**The task:** Leaving out the pictures, transcribe all of the records faithfully.

Collected data:
◇ ◇ ◇ ◇ ◇

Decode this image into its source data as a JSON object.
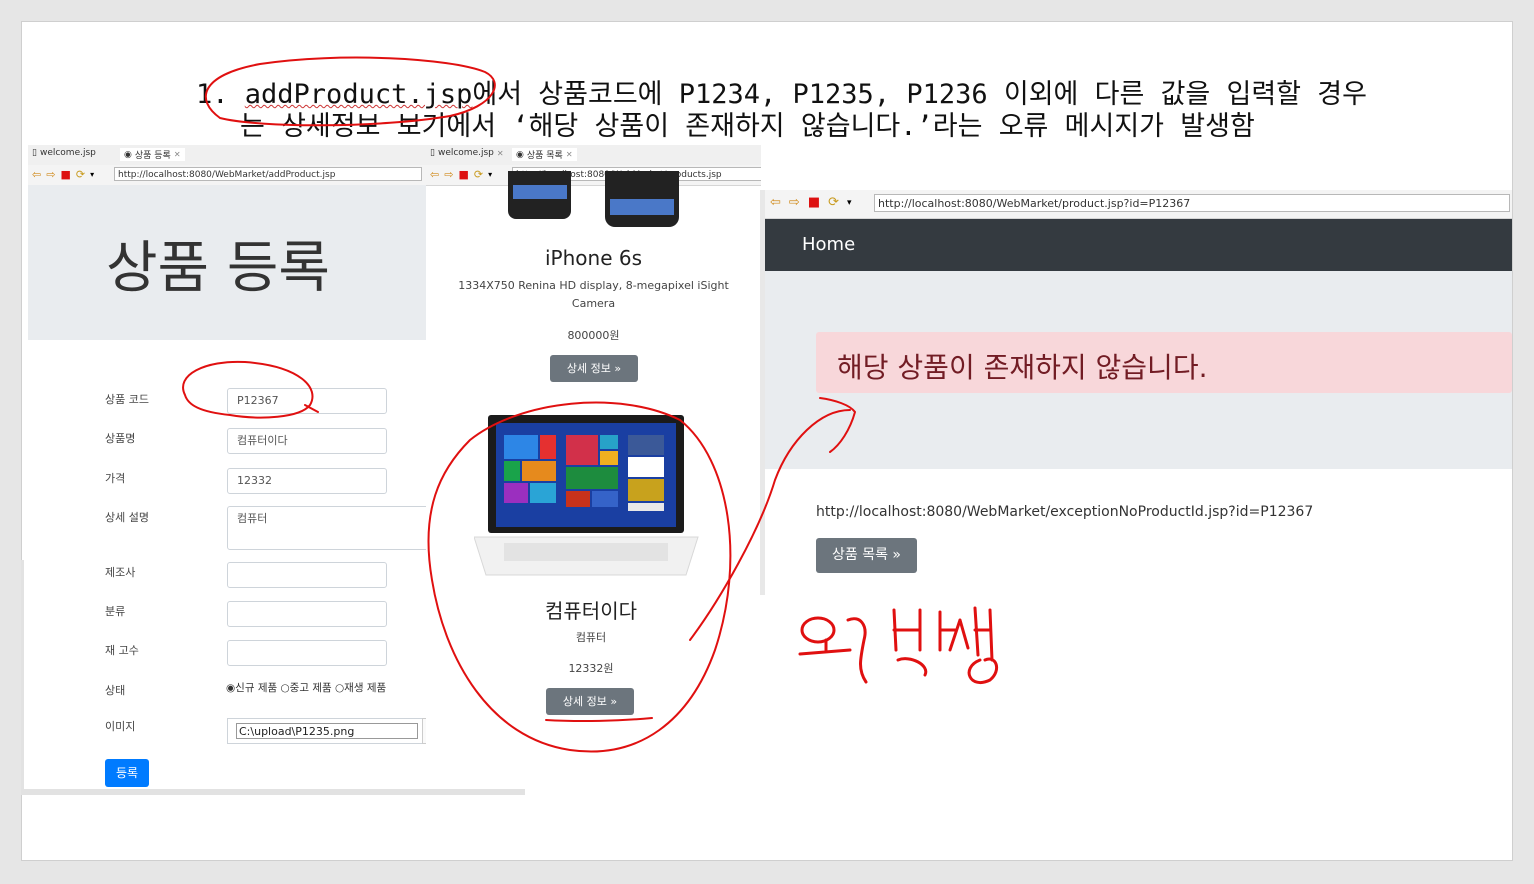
{
  "caption": {
    "line1_prefix": "1. ",
    "line1_file": "addProduct.jsp",
    "line1_rest": "에서 상품코드에 P1234, P1235, P1236 이외에 다른 값을 입력할 경우",
    "line2": "는 상세정보 보기에서 ‘해당 상품이 존재하지 않습니다.’라는 오류 메시지가 발생함"
  },
  "left_browser": {
    "tabs": [
      "welcome.jsp",
      "상품 등록"
    ],
    "url": "http://localhost:8080/WebMarket/addProduct.jsp",
    "heading": "상품 등록",
    "form": {
      "code_label": "상품 코드",
      "code_value": "P12367",
      "name_label": "상품명",
      "name_value": "컴퓨터이다",
      "price_label": "가격",
      "price_value": "12332",
      "desc_label": "상세 설명",
      "desc_value": "컴퓨터",
      "maker_label": "제조사",
      "category_label": "분류",
      "stock_label": "재 고수",
      "condition_label": "상태",
      "condition_options": [
        "신규 제품",
        "중고 제품",
        "재생 제품"
      ],
      "image_label": "이미지",
      "image_value": "C:\\upload\\P1235.png",
      "submit_label": "등록"
    }
  },
  "mid_browser": {
    "tabs": [
      "welcome.jsp",
      "상품 목록"
    ],
    "url": "http://localhost:8080/WebMarket/products.jsp",
    "products": [
      {
        "name": "iPhone 6s",
        "desc": "1334X750 Renina HD display, 8-megapixel iSight Camera",
        "price": "800000원",
        "button": "상세 정보 »"
      },
      {
        "name": "컴퓨터이다",
        "desc": "컴퓨터",
        "price": "12332원",
        "button": "상세 정보 »"
      }
    ]
  },
  "right_browser": {
    "url": "http://localhost:8080/WebMarket/product.jsp?id=P12367",
    "nav_home": "Home",
    "alert_text": "해당 상품이 존재하지 않습니다.",
    "request_url": "http://localhost:8080/WebMarket/exceptionNoProductId.jsp?id=P12367",
    "list_button": "상품 목록 »"
  },
  "annotation": {
    "handwritten": "오류 발생",
    "ink_color": "#e01010"
  },
  "colors": {
    "primary": "#007bff",
    "secondary": "#6c757d",
    "danger_bg": "#f8d7da",
    "danger_text": "#721c24",
    "navbar_dark": "#343a40"
  }
}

◇ ◇ ◇ ◇ ◇

**Task output:**
Decode this image into its source data as a JSON object.
{
  "caption": {
    "line1_prefix": "1. ",
    "line1_file": "addProduct.jsp",
    "line1_rest": "에서 상품코드에 P1234, P1235, P1236 이외에 다른 값을 입력할 경우",
    "line2": "는 상세정보 보기에서 ‘해당 상품이 존재하지 않습니다.’라는 오류 메시지가 발생함"
  },
  "left_browser": {
    "tabs": [
      "welcome.jsp",
      "상품 등록"
    ],
    "url": "http://localhost:8080/WebMarket/addProduct.jsp",
    "heading": "상품 등록",
    "form": {
      "code_label": "상품 코드",
      "code_value": "P12367",
      "name_label": "상품명",
      "name_value": "컴퓨터이다",
      "price_label": "가격",
      "price_value": "12332",
      "desc_label": "상세 설명",
      "desc_value": "컴퓨터",
      "maker_label": "제조사",
      "category_label": "분류",
      "stock_label": "재 고수",
      "condition_label": "상태",
      "condition_options": [
        "신규 제품",
        "중고 제품",
        "재생 제품"
      ],
      "image_label": "이미지",
      "image_value": "C:\\upload\\P1235.png",
      "submit_label": "등록"
    }
  },
  "mid_browser": {
    "tabs": [
      "welcome.jsp",
      "상품 목록"
    ],
    "url": "http://localhost:8080/WebMarket/products.jsp",
    "products": [
      {
        "name": "iPhone 6s",
        "desc": "1334X750 Renina HD display, 8-megapixel iSight Camera",
        "price": "800000원",
        "button": "상세 정보 »"
      },
      {
        "name": "컴퓨터이다",
        "desc": "컴퓨터",
        "price": "12332원",
        "button": "상세 정보 »"
      }
    ]
  },
  "right_browser": {
    "url": "http://localhost:8080/WebMarket/product.jsp?id=P12367",
    "nav_home": "Home",
    "alert_text": "해당 상품이 존재하지 않습니다.",
    "request_url": "http://localhost:8080/WebMarket/exceptionNoProductId.jsp?id=P12367",
    "list_button": "상품 목록 »"
  },
  "annotation": {
    "handwritten": "오류 발생",
    "ink_color": "#e01010"
  },
  "colors": {
    "primary": "#007bff",
    "secondary": "#6c757d",
    "danger_bg": "#f8d7da",
    "danger_text": "#721c24",
    "navbar_dark": "#343a40"
  }
}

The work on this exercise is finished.